TASK DIRECTIONS ::
Pick out every line that holds the string "ACORD" and copy it.
--- start ITEMS ---
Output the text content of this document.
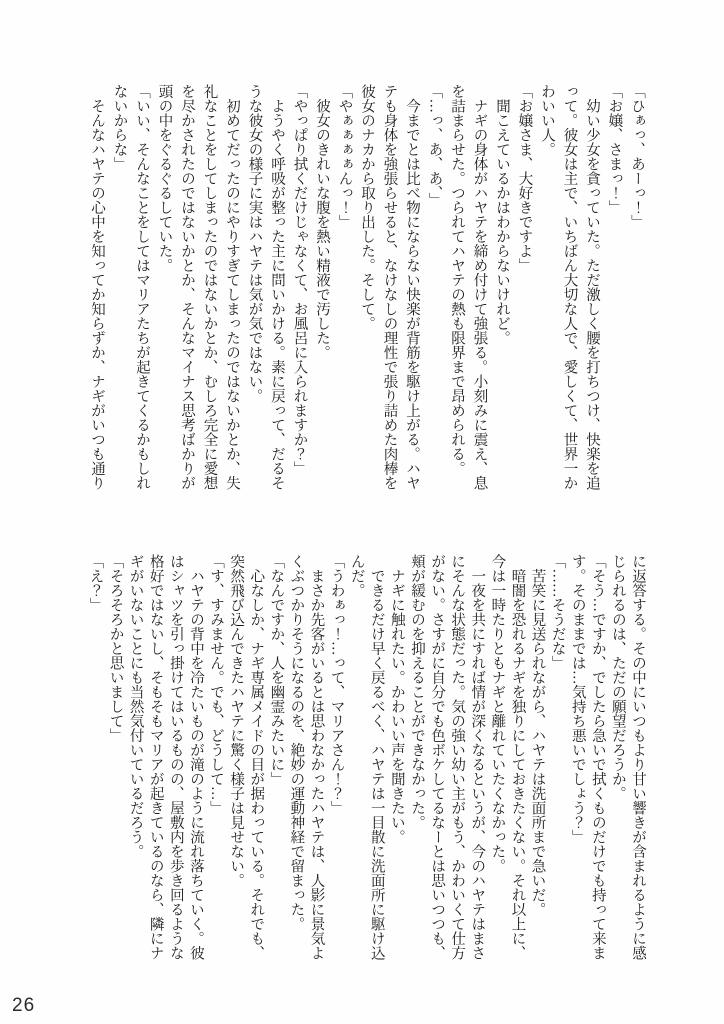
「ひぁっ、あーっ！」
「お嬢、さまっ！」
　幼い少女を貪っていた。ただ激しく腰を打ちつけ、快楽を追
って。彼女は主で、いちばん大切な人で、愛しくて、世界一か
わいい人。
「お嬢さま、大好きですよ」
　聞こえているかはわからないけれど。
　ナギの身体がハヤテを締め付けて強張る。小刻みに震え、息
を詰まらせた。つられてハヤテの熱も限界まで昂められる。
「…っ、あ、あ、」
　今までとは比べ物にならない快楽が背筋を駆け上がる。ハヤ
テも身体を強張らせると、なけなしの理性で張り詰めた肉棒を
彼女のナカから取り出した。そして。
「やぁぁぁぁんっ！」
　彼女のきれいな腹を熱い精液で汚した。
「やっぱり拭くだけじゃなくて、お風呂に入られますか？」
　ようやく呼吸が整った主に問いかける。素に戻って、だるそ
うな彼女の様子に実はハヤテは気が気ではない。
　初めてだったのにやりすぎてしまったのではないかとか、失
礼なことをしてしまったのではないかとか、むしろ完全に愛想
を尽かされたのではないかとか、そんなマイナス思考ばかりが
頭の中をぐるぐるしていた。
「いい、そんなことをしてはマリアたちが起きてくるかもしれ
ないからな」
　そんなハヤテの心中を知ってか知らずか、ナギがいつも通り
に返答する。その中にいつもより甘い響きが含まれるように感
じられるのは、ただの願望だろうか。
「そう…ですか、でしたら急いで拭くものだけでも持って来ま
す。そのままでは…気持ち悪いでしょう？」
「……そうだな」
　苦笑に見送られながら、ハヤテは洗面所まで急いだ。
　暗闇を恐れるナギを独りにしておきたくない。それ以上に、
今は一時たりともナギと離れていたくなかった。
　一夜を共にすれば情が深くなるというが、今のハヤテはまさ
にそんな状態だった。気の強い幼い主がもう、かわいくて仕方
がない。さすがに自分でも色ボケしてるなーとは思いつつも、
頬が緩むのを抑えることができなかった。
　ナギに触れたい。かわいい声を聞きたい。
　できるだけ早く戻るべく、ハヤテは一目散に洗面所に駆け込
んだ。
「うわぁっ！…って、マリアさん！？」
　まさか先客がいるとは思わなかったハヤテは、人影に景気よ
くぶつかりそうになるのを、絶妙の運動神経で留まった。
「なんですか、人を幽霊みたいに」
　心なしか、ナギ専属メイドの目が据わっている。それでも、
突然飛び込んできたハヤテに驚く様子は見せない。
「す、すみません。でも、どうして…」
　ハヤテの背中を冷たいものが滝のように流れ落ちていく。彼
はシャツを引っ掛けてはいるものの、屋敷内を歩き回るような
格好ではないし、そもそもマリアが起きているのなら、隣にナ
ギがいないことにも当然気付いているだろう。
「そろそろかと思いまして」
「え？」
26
--- end ITEMS ---
--- start ITEMS ---
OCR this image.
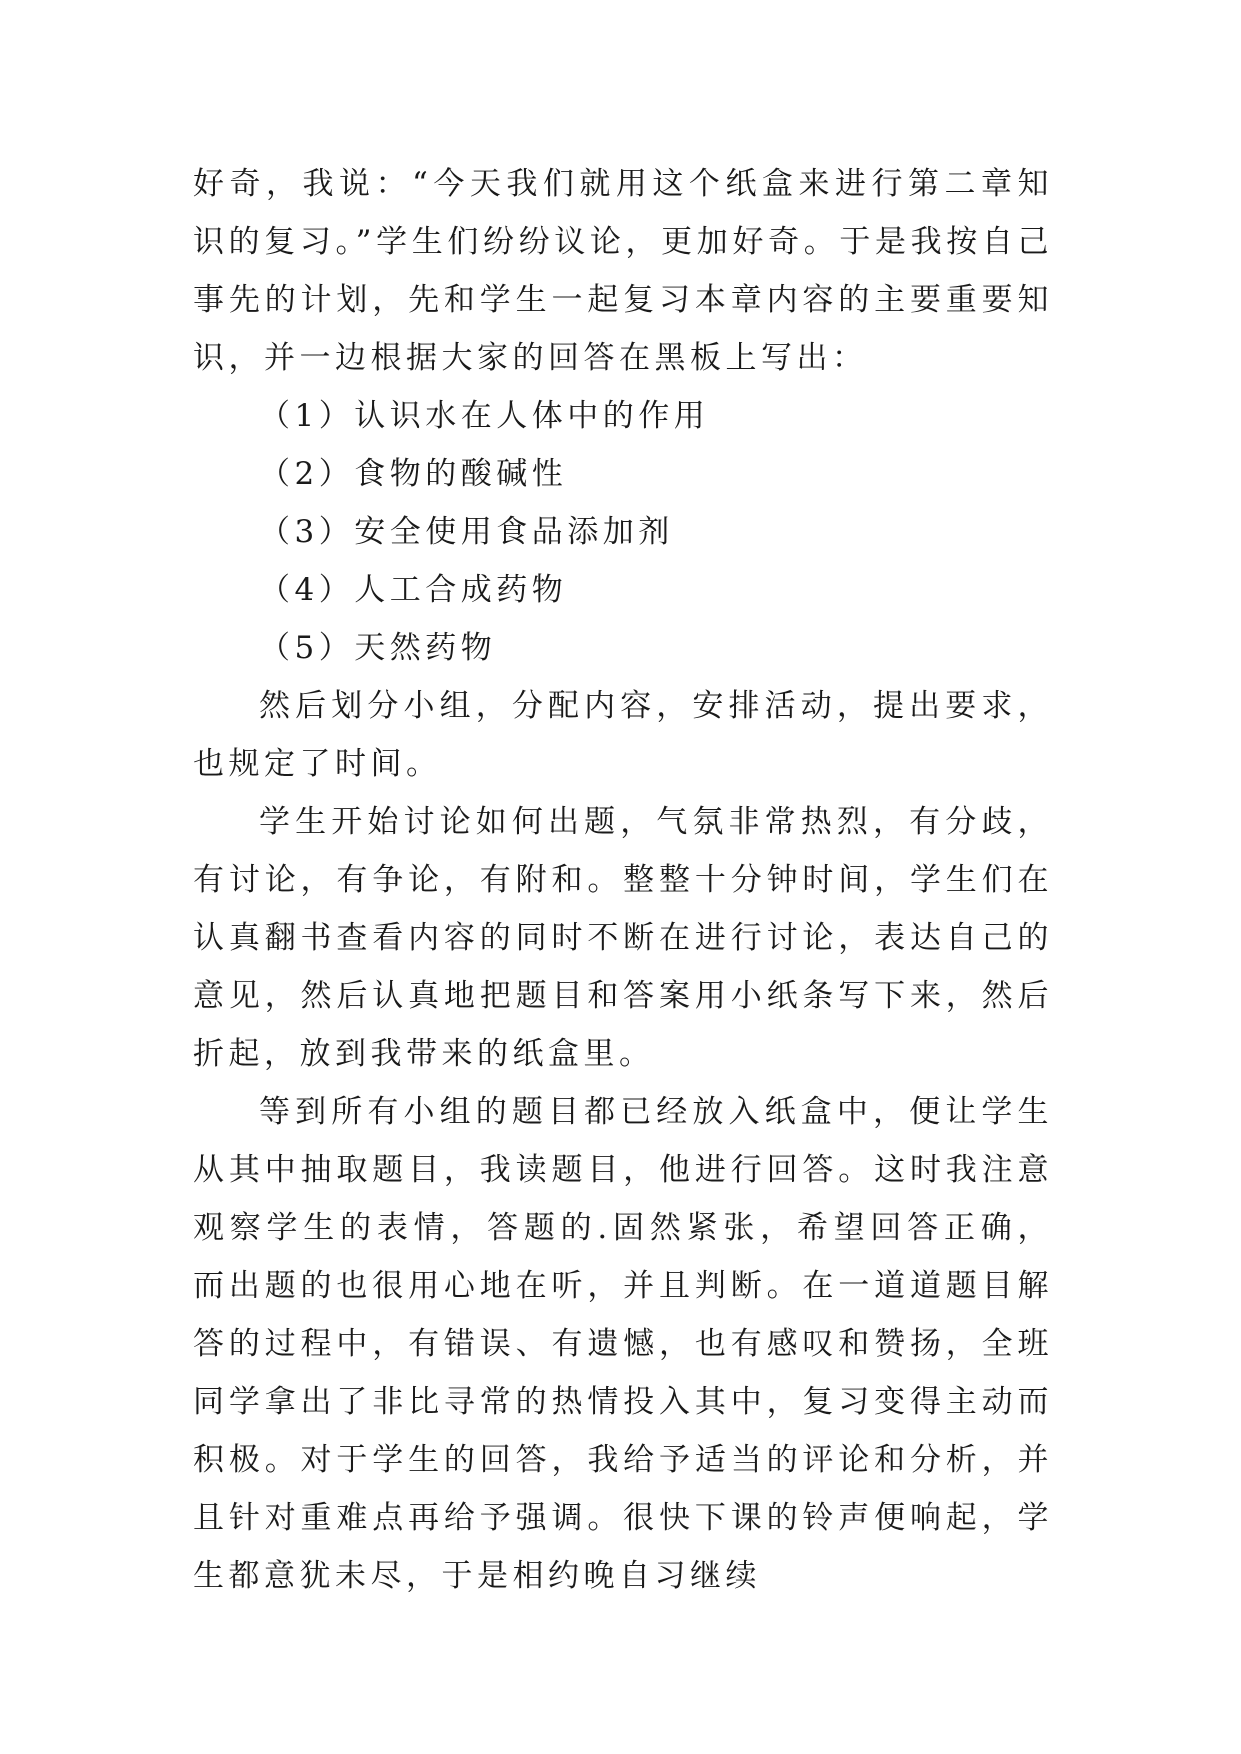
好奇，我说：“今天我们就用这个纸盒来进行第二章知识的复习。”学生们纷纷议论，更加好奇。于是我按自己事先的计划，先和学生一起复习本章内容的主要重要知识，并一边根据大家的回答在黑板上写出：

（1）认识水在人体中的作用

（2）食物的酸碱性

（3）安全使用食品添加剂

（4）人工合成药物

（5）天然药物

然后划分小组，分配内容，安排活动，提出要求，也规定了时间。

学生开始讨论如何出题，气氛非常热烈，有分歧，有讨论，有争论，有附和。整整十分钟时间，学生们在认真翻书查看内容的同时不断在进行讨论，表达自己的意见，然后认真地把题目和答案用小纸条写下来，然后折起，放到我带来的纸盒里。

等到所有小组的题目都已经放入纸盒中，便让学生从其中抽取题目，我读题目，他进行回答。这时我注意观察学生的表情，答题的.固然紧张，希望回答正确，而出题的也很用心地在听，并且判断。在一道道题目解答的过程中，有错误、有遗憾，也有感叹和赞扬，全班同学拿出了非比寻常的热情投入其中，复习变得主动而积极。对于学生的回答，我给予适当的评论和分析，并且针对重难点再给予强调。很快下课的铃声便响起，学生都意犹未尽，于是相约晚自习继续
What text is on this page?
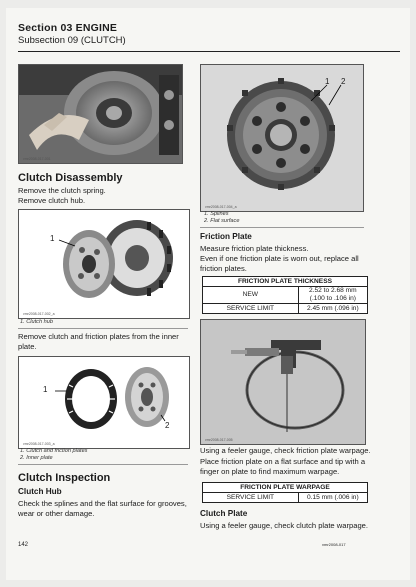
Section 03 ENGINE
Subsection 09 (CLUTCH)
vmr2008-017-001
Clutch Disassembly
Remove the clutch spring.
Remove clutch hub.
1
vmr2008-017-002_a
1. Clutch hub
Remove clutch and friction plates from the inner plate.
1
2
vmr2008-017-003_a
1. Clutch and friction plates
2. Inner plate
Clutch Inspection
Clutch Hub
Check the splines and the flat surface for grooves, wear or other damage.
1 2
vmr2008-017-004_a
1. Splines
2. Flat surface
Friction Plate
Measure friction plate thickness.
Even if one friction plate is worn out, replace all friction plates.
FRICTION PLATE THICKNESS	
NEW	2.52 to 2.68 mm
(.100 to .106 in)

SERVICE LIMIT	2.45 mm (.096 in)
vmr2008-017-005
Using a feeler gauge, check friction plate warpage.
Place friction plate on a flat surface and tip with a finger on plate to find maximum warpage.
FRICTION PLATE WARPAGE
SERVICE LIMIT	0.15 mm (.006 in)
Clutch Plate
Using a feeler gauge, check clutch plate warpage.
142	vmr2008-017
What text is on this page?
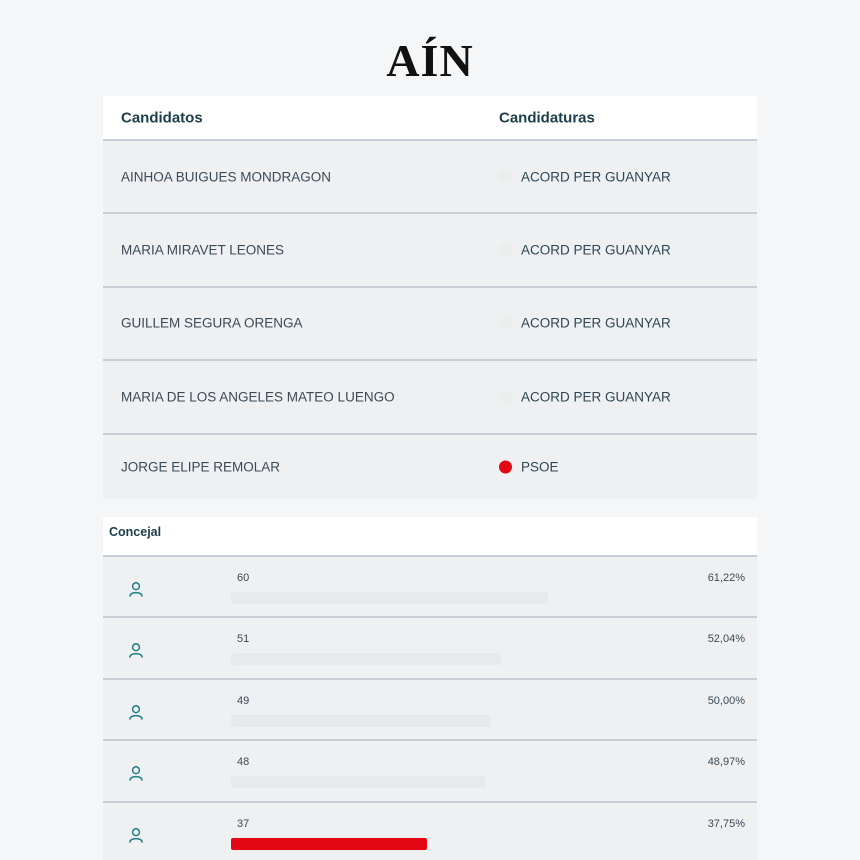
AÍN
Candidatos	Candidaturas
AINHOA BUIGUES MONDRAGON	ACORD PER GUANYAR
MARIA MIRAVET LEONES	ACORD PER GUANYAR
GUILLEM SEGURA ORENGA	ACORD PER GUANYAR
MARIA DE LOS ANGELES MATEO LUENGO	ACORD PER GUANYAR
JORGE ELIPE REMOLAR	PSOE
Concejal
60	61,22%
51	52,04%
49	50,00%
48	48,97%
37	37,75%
--- end ITEMS ---
--- start ITEMS ---
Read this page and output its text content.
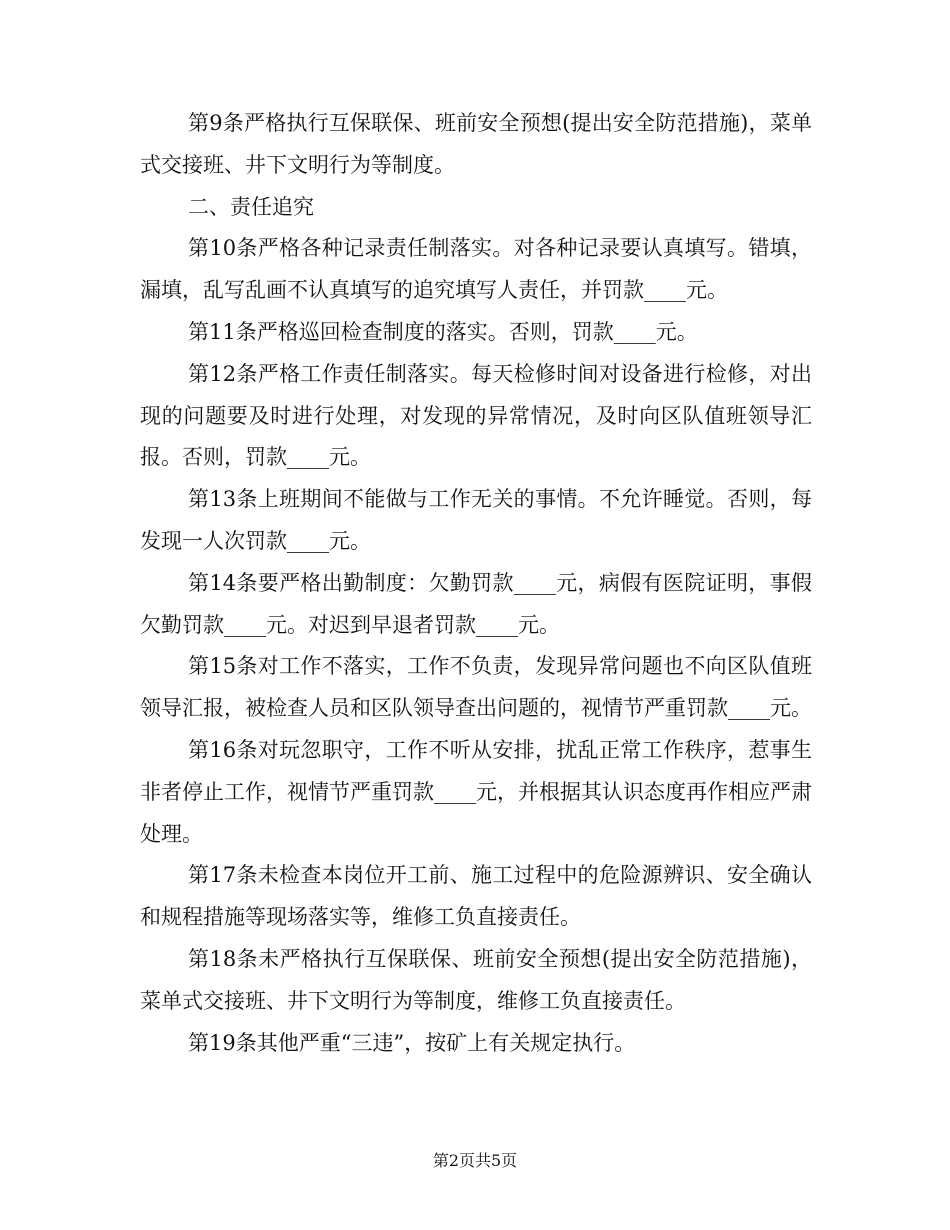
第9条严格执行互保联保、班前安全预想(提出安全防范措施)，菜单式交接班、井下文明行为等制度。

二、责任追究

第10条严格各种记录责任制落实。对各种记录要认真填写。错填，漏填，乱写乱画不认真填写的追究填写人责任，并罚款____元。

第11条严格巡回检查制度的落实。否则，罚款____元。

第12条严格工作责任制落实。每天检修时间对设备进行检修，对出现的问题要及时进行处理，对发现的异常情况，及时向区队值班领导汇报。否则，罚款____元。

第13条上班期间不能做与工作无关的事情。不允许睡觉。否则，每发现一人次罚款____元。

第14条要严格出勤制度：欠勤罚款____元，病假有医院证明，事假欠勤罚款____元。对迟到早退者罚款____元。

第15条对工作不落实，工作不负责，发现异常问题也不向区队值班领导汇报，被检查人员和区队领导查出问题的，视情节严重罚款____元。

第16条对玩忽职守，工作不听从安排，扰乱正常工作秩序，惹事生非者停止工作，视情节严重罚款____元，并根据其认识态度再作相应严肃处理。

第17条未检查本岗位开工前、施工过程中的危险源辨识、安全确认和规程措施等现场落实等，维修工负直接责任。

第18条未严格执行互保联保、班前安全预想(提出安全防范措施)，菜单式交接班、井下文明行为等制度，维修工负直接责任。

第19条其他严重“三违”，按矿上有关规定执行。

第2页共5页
--- end ITEMS ---
ANSWER TO THE EXERCISE ::
AINHOA BUIGUES MONDRAGON	ACORD PER GUANYAR
MARIA MIRAVET LEONES	ACORD PER GUANYAR
GUILLEM SEGURA ORENGA	ACORD PER GUANYAR
MARIA DE LOS ANGELES MATEO LUENGO	ACORD PER GUANYAR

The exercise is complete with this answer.